» To be done: Please retype the records below exactly, leaving out any pictures.
:: Provided data
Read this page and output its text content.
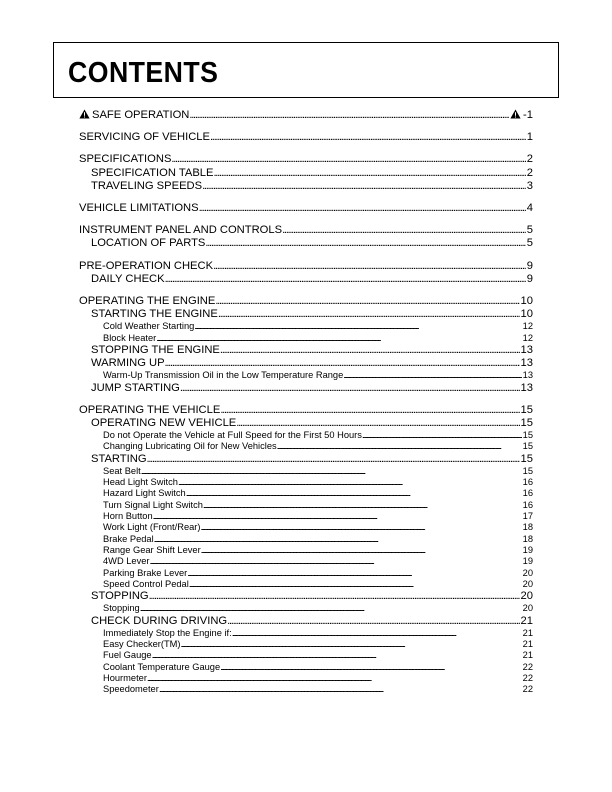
CONTENTS
SAFE OPERATION . . .	-1
SERVICING OF VEHICLE . . .	1
SPECIFICATIONS . . .	2
SPECIFICATION TABLE . . .	2
TRAVELING SPEEDS . . .	3
VEHICLE LIMITATIONS . . .	4
INSTRUMENT PANEL AND CONTROLS . . .	5
LOCATION OF PARTS . . .	5
PRE-OPERATION CHECK . . .	9
DAILY CHECK . . .	9
OPERATING THE ENGINE . . .	10
STARTING THE ENGINE . . .	10
Cold Weather Starting . . .	12
Block Heater . . .	12
STOPPING THE ENGINE . . .	13
WARMING UP . . .	13
Warm-Up Transmission Oil in the Low Temperature Range . . .	13
JUMP STARTING . . .	13
OPERATING THE VEHICLE . . .	15
OPERATING NEW VEHICLE . . .	15
Do not Operate the Vehicle at Full Speed for the First 50 Hours . . .	15
Changing Lubricating Oil for New Vehicles . . .	15
STARTING . . .	15
Seat Belt . . .	15
Head Light Switch . . .	16
Hazard Light Switch . . .	16
Turn Signal Light Switch . . .	16
Horn Button . . .	17
Work Light (Front/Rear) . . .	18
Brake Pedal . . .	18
Range Gear Shift Lever . . .	19
4WD Lever . . .	19
Parking Brake Lever . . .	20
Speed Control Pedal . . .	20
STOPPING . . .	20
Stopping . . .	20
CHECK DURING DRIVING . . .	21
Immediately Stop the Engine if: . . .	21
Easy Checker(TM) . . .	21
Fuel Gauge . . .	21
Coolant Temperature Gauge . . .	22
Hourmeter . . .	22
Speedometer . . .	22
::::
» Output below:
Read this page and output its text content.
CONTENTS
SAFE OPERATION . . .	-1
SERVICING OF VEHICLE . . .	1
SPECIFICATIONS . . .	2
SPECIFICATION TABLE . . .	2
TRAVELING SPEEDS . . .	3
VEHICLE LIMITATIONS . . .	4
INSTRUMENT PANEL AND CONTROLS . . .	5
LOCATION OF PARTS . . .	5
PRE-OPERATION CHECK . . .	9
DAILY CHECK . . .	9
OPERATING THE ENGINE . . .	10
STARTING THE ENGINE . . .	10
Cold Weather Starting . . .	12
Block Heater . . .	12
STOPPING THE ENGINE . . .	13
WARMING UP . . .	13
Warm-Up Transmission Oil in the Low Temperature Range . . .	13
JUMP STARTING . . .	13
OPERATING THE VEHICLE . . .	15
OPERATING NEW VEHICLE . . .	15
Do not Operate the Vehicle at Full Speed for the First 50 Hours . . .	15
Changing Lubricating Oil for New Vehicles . . .	15
STARTING . . .	15
Seat Belt . . .	15
Head Light Switch . . .	16
Hazard Light Switch . . .	16
Turn Signal Light Switch . . .	16
Horn Button . . .	17
Work Light (Front/Rear) . . .	18
Brake Pedal . . .	18
Range Gear Shift Lever . . .	19
4WD Lever . . .	19
Parking Brake Lever . . .	20
Speed Control Pedal . . .	20
STOPPING . . .	20
Stopping . . .	20
CHECK DURING DRIVING . . .	21
Immediately Stop the Engine if: . . .	21
Easy Checker(TM) . . .	21
Fuel Gauge . . .	21
Coolant Temperature Gauge . . .	22
Hourmeter . . .	22
Speedometer . . .	22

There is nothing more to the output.